[Stored entries]
= = = = = = =

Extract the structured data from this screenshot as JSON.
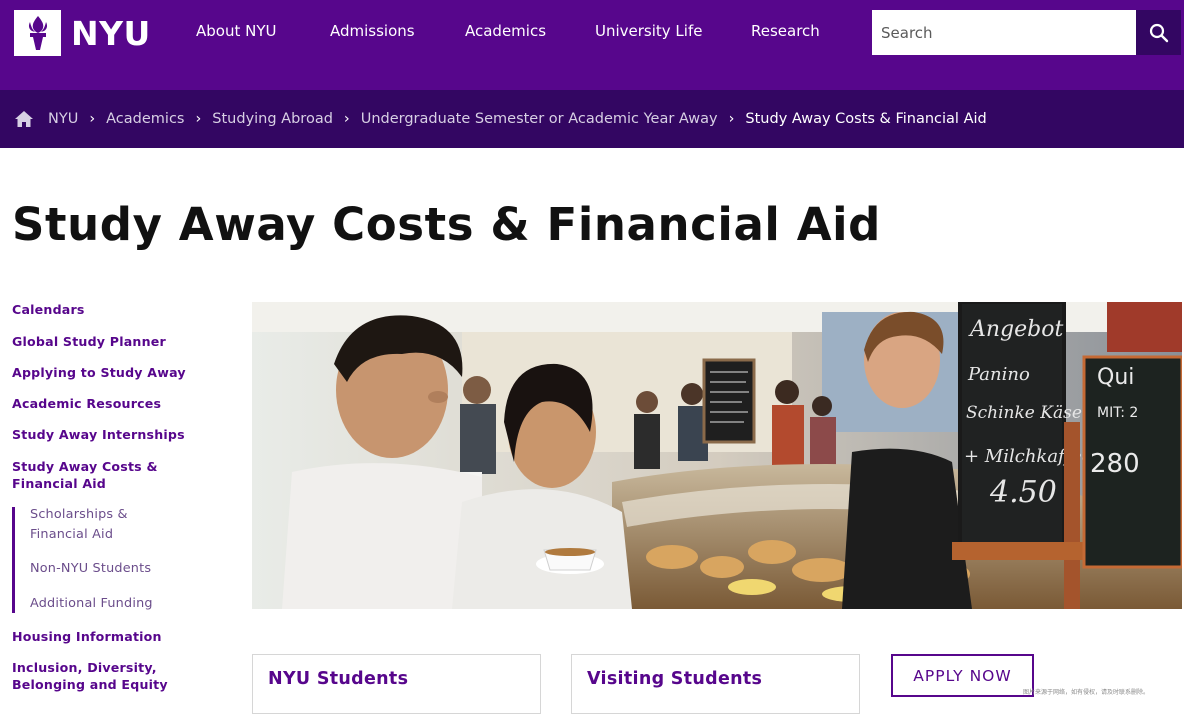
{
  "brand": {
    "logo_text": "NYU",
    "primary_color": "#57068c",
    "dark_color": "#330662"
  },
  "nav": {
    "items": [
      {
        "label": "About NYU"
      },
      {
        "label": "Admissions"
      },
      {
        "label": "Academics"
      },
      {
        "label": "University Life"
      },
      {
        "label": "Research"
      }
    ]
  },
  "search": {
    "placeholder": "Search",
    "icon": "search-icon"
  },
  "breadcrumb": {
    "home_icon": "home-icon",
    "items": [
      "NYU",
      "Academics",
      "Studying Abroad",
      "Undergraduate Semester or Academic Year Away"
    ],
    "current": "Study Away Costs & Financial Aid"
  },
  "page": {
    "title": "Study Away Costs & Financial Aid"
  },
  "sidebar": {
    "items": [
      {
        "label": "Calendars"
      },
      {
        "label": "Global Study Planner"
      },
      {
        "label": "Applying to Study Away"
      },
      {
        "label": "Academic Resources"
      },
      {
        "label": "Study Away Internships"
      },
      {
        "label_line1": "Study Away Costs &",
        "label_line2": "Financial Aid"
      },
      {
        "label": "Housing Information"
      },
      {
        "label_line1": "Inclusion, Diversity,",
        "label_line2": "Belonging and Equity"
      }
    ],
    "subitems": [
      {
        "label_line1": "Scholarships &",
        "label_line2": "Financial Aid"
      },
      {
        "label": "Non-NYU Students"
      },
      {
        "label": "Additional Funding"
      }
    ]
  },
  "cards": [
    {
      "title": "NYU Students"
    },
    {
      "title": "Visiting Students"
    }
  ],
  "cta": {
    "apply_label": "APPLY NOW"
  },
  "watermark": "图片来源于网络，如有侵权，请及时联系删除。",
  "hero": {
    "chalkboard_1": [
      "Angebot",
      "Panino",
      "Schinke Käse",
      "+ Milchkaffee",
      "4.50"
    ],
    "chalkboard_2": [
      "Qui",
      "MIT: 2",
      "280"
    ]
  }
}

= = = = = = =

#### What this task involves:
The listing above must be printed again exactly, minus its pictures.

#### Exercise response:
Extract the structured data from this screenshot as JSON.
{
  "brand": {
    "logo_text": "NYU",
    "primary_color": "#57068c",
    "dark_color": "#330662"
  },
  "nav": {
    "items": [
      {
        "label": "About NYU"
      },
      {
        "label": "Admissions"
      },
      {
        "label": "Academics"
      },
      {
        "label": "University Life"
      },
      {
        "label": "Research"
      }
    ]
  },
  "search": {
    "placeholder": "Search",
    "icon": "search-icon"
  },
  "breadcrumb": {
    "home_icon": "home-icon",
    "items": [
      "NYU",
      "Academics",
      "Studying Abroad",
      "Undergraduate Semester or Academic Year Away"
    ],
    "current": "Study Away Costs & Financial Aid"
  },
  "page": {
    "title": "Study Away Costs & Financial Aid"
  },
  "sidebar": {
    "items": [
      {
        "label": "Calendars"
      },
      {
        "label": "Global Study Planner"
      },
      {
        "label": "Applying to Study Away"
      },
      {
        "label": "Academic Resources"
      },
      {
        "label": "Study Away Internships"
      },
      {
        "label_line1": "Study Away Costs &",
        "label_line2": "Financial Aid"
      },
      {
        "label": "Housing Information"
      },
      {
        "label_line1": "Inclusion, Diversity,",
        "label_line2": "Belonging and Equity"
      }
    ],
    "subitems": [
      {
        "label_line1": "Scholarships &",
        "label_line2": "Financial Aid"
      },
      {
        "label": "Non-NYU Students"
      },
      {
        "label": "Additional Funding"
      }
    ]
  },
  "cards": [
    {
      "title": "NYU Students"
    },
    {
      "title": "Visiting Students"
    }
  ],
  "cta": {
    "apply_label": "APPLY NOW"
  },
  "watermark": "图片来源于网络，如有侵权，请及时联系删除。",
  "hero": {
    "chalkboard_1": [
      "Angebot",
      "Panino",
      "Schinke Käse",
      "+ Milchkaffee",
      "4.50"
    ],
    "chalkboard_2": [
      "Qui",
      "MIT: 2",
      "280"
    ]
  }
}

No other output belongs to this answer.